***** DATA SHOWN *****

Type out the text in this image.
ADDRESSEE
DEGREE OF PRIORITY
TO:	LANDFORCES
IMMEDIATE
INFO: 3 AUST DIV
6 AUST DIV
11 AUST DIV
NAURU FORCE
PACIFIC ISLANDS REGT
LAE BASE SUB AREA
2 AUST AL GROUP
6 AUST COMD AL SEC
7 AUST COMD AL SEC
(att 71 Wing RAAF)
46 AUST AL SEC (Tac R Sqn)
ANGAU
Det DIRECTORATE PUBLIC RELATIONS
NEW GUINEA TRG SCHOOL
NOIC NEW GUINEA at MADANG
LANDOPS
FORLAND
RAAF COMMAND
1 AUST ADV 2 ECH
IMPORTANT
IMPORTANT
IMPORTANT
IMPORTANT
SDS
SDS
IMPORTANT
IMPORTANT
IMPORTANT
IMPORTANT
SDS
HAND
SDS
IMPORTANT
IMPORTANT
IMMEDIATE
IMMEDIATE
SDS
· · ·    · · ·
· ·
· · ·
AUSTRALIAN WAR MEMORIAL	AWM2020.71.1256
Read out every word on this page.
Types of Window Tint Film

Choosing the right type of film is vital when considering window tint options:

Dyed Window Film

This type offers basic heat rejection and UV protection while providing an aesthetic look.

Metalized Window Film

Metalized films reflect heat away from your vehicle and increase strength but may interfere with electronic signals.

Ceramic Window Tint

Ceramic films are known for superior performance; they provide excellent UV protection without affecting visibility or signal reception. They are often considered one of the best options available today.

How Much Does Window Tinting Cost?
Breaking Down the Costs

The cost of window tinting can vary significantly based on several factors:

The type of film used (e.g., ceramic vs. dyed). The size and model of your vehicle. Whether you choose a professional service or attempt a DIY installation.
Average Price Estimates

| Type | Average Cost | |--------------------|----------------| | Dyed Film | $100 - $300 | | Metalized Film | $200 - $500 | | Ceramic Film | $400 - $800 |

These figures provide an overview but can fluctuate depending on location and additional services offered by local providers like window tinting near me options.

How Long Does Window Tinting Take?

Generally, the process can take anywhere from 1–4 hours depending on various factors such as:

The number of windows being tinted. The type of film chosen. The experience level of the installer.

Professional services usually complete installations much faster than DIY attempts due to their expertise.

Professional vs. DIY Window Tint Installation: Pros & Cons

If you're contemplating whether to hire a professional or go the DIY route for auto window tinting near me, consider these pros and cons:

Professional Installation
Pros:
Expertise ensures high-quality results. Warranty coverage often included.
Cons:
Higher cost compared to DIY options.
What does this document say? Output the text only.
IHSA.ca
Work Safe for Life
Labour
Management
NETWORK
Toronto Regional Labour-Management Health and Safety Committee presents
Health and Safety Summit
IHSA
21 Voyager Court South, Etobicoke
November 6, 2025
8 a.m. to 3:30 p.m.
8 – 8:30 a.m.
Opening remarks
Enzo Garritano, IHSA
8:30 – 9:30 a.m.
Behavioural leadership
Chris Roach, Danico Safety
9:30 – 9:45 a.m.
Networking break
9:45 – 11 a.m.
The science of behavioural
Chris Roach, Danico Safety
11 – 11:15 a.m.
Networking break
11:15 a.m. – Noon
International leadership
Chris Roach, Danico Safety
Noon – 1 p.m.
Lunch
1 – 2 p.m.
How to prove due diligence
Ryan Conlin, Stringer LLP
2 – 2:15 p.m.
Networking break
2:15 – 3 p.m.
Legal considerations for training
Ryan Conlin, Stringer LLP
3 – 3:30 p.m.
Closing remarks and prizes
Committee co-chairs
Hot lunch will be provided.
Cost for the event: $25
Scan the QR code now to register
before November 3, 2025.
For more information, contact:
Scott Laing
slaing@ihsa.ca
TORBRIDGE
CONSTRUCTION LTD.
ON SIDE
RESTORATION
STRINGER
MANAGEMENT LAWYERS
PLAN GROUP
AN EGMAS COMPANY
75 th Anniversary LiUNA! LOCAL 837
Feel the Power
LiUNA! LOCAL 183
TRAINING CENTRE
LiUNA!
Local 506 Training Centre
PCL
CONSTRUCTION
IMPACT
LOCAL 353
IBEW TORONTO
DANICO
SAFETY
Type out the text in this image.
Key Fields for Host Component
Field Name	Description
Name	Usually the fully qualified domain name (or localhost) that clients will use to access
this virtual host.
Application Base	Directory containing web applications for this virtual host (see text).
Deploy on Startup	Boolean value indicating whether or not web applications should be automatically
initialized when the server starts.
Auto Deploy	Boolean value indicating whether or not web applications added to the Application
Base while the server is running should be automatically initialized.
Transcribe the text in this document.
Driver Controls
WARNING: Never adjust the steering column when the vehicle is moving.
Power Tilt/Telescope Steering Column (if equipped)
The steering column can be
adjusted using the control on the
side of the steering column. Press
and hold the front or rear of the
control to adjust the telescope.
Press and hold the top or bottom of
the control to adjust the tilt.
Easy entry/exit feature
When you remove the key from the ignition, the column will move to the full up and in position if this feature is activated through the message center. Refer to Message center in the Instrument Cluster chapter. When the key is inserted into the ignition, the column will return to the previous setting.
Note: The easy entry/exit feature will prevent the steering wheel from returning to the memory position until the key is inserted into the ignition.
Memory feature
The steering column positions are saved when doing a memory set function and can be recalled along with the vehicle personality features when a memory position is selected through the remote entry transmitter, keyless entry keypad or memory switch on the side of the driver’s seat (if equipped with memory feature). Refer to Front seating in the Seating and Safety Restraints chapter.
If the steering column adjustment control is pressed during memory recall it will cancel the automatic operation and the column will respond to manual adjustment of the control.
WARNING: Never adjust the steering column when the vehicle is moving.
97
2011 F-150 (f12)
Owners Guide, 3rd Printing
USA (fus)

*****

Set every line of the listing down word for word.

Type out the text in this image.
ADDRESSEE
DEGREE OF PRIORITY
TO:	LANDFORCES
IMMEDIATE
INFO: 3 AUST DIV
6 AUST DIV
11 AUST DIV
NAURU FORCE
PACIFIC ISLANDS REGT
LAE BASE SUB AREA
2 AUST AL GROUP
6 AUST COMD AL SEC
7 AUST COMD AL SEC
(att 71 Wing RAAF)
46 AUST AL SEC (Tac R Sqn)
ANGAU
Det DIRECTORATE PUBLIC RELATIONS
NEW GUINEA TRG SCHOOL
NOIC NEW GUINEA at MADANG
LANDOPS
FORLAND
RAAF COMMAND
1 AUST ADV 2 ECH
IMPORTANT
IMPORTANT
IMPORTANT
IMPORTANT
SDS
SDS
IMPORTANT
IMPORTANT
IMPORTANT
IMPORTANT
SDS
HAND
SDS
IMPORTANT
IMPORTANT
IMMEDIATE
IMMEDIATE
SDS
· · ·    · · ·
· ·
· · ·
AUSTRALIAN WAR MEMORIAL	AWM2020.71.1256
Read out every word on this page.
Types of Window Tint Film

Choosing the right type of film is vital when considering window tint options:

Dyed Window Film

This type offers basic heat rejection and UV protection while providing an aesthetic look.

Metalized Window Film

Metalized films reflect heat away from your vehicle and increase strength but may interfere with electronic signals.

Ceramic Window Tint

Ceramic films are known for superior performance; they provide excellent UV protection without affecting visibility or signal reception. They are often considered one of the best options available today.

How Much Does Window Tinting Cost?
Breaking Down the Costs

The cost of window tinting can vary significantly based on several factors:

The type of film used (e.g., ceramic vs. dyed). The size and model of your vehicle. Whether you choose a professional service or attempt a DIY installation.
Average Price Estimates

| Type | Average Cost | |--------------------|----------------| | Dyed Film | $100 - $300 | | Metalized Film | $200 - $500 | | Ceramic Film | $400 - $800 |

These figures provide an overview but can fluctuate depending on location and additional services offered by local providers like window tinting near me options.

How Long Does Window Tinting Take?

Generally, the process can take anywhere from 1–4 hours depending on various factors such as:

The number of windows being tinted. The type of film chosen. The experience level of the installer.

Professional services usually complete installations much faster than DIY attempts due to their expertise.

Professional vs. DIY Window Tint Installation: Pros & Cons

If you're contemplating whether to hire a professional or go the DIY route for auto window tinting near me, consider these pros and cons:

Professional Installation
Pros:
Expertise ensures high-quality results. Warranty coverage often included.
Cons:
Higher cost compared to DIY options.
What does this document say? Output the text only.
IHSA.ca
Work Safe for Life
Labour
Management
NETWORK
Toronto Regional Labour-Management Health and Safety Committee presents
Health and Safety Summit
IHSA
21 Voyager Court South, Etobicoke
November 6, 2025
8 a.m. to 3:30 p.m.
8 – 8:30 a.m.
Opening remarks
Enzo Garritano, IHSA
8:30 – 9:30 a.m.
Behavioural leadership
Chris Roach, Danico Safety
9:30 – 9:45 a.m.
Networking break
9:45 – 11 a.m.
The science of behavioural
Chris Roach, Danico Safety
11 – 11:15 a.m.
Networking break
11:15 a.m. – Noon
International leadership
Chris Roach, Danico Safety
Noon – 1 p.m.
Lunch
1 – 2 p.m.
How to prove due diligence
Ryan Conlin, Stringer LLP
2 – 2:15 p.m.
Networking break
2:15 – 3 p.m.
Legal considerations for training
Ryan Conlin, Stringer LLP
3 – 3:30 p.m.
Closing remarks and prizes
Committee co-chairs
Hot lunch will be provided.
Cost for the event: $25
Scan the QR code now to register
before November 3, 2025.
For more information, contact:
Scott Laing
slaing@ihsa.ca
TORBRIDGE
CONSTRUCTION LTD.
ON SIDE
RESTORATION
STRINGER
MANAGEMENT LAWYERS
PLAN GROUP
AN EGMAS COMPANY
75 th Anniversary LiUNA! LOCAL 837
Feel the Power
LiUNA! LOCAL 183
TRAINING CENTRE
LiUNA!
Local 506 Training Centre
PCL
CONSTRUCTION
IMPACT
LOCAL 353
IBEW TORONTO
DANICO
SAFETY
Type out the text in this image.
Key Fields for Host Component
Field Name	Description
Name	Usually the fully qualified domain name (or localhost) that clients will use to access
this virtual host.
Application Base	Directory containing web applications for this virtual host (see text).
Deploy on Startup	Boolean value indicating whether or not web applications should be automatically
initialized when the server starts.
Auto Deploy	Boolean value indicating whether or not web applications added to the Application
Base while the server is running should be automatically initialized.
Transcribe the text in this document.
Driver Controls
WARNING: Never adjust the steering column when the vehicle is moving.
Power Tilt/Telescope Steering Column (if equipped)
The steering column can be
adjusted using the control on the
side of the steering column. Press
and hold the front or rear of the
control to adjust the telescope.
Press and hold the top or bottom of
the control to adjust the tilt.
Easy entry/exit feature
When you remove the key from the ignition, the column will move to the full up and in position if this feature is activated through the message center. Refer to Message center in the Instrument Cluster chapter. When the key is inserted into the ignition, the column will return to the previous setting.
Note: The easy entry/exit feature will prevent the steering wheel from returning to the memory position until the key is inserted into the ignition.
Memory feature
The steering column positions are saved when doing a memory set function and can be recalled along with the vehicle personality features when a memory position is selected through the remote entry transmitter, keyless entry keypad or memory switch on the side of the driver’s seat (if equipped with memory feature). Refer to Front seating in the Seating and Safety Restraints chapter.
If the steering column adjustment control is pressed during memory recall it will cancel the automatic operation and the column will respond to manual adjustment of the control.
WARNING: Never adjust the steering column when the vehicle is moving.
97
2011 F-150 (f12)
Owners Guide, 3rd Printing
USA (fus)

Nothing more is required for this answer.